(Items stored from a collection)
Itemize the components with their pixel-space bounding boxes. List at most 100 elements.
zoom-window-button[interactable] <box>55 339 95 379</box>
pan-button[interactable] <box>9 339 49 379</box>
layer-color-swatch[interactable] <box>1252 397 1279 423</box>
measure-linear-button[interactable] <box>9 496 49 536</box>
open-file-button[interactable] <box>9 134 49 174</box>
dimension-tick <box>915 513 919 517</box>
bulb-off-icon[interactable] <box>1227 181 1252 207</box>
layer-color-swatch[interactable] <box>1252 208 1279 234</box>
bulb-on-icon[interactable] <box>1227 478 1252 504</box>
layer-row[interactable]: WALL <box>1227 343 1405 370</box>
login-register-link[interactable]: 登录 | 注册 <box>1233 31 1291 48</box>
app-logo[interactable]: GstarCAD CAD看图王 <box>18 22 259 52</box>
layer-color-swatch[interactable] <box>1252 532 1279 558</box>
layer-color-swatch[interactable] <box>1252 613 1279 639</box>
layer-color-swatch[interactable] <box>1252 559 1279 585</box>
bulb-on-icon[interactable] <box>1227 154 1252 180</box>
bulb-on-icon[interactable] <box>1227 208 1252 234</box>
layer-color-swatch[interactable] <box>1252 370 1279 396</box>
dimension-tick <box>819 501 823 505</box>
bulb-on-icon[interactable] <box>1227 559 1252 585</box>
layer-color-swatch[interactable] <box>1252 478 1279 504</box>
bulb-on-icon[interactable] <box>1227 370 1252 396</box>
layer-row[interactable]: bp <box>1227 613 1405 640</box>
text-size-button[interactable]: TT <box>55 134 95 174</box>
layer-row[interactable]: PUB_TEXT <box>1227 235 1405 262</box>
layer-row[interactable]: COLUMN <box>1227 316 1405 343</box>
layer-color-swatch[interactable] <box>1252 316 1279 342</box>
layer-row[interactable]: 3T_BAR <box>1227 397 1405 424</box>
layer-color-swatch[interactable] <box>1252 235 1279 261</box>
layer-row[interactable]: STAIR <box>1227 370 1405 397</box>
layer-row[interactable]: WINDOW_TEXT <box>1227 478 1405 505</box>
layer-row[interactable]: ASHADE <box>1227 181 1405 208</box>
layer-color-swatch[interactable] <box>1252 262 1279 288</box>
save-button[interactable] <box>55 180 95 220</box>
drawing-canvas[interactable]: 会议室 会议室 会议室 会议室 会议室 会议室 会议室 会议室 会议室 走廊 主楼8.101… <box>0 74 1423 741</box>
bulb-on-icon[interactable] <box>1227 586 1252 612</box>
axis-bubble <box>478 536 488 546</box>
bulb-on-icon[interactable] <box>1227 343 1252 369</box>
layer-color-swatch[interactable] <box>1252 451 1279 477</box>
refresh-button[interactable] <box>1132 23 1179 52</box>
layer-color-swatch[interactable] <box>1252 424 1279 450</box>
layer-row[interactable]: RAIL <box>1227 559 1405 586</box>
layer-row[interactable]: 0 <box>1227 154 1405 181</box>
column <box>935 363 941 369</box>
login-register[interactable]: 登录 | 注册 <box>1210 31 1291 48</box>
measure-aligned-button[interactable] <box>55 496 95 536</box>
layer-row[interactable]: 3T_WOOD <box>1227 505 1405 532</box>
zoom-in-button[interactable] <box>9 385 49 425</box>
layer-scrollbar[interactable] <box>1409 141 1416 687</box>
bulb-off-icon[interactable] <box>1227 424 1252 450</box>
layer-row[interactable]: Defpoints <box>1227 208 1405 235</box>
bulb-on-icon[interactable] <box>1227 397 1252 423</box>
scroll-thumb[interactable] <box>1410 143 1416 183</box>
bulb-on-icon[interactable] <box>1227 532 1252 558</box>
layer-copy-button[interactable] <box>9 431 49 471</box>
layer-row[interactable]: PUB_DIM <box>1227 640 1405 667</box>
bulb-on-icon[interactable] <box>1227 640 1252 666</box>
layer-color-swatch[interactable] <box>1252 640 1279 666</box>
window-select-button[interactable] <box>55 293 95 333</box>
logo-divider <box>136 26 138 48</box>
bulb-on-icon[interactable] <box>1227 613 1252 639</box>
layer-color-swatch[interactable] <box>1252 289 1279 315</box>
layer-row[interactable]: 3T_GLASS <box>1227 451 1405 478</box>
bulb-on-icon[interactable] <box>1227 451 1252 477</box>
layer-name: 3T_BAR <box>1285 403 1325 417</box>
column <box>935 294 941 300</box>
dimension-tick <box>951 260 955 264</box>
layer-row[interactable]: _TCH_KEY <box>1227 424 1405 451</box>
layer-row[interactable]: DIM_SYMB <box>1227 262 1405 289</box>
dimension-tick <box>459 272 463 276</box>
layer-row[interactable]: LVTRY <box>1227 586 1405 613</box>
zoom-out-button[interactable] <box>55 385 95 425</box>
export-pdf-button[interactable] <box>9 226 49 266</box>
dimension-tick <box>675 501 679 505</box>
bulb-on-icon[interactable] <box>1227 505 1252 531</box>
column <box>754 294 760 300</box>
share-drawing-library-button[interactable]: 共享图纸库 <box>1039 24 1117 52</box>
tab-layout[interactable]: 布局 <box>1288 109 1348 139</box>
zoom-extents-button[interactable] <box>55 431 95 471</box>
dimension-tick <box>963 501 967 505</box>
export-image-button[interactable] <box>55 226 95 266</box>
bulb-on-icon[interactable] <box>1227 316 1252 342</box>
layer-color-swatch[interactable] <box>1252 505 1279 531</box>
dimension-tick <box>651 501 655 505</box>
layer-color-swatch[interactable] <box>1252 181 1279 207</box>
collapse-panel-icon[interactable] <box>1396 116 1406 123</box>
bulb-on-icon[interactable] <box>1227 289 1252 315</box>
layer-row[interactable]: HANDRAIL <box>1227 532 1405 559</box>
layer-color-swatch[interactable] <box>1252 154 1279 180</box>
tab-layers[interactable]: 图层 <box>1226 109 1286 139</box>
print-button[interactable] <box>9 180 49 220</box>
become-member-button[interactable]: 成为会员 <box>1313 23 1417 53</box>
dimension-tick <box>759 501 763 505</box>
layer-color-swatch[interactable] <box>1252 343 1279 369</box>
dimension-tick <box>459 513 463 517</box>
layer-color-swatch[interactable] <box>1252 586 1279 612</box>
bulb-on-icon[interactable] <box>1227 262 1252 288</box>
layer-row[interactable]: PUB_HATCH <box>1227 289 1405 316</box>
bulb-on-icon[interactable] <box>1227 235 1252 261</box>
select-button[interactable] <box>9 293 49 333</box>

▶ EXERCISE PROMPT:
Can you reproduce word for word the stretch of the records from the start through the line containing "layer-color-swatch[interactable] <box>1252 397"?

▶ ANSWER TO THE EXERCISE:
Itemize the components with their pixel-space bounding boxes. List at most 100 elements.
zoom-window-button[interactable] <box>55 339 95 379</box>
pan-button[interactable] <box>9 339 49 379</box>
layer-color-swatch[interactable] <box>1252 397 1279 423</box>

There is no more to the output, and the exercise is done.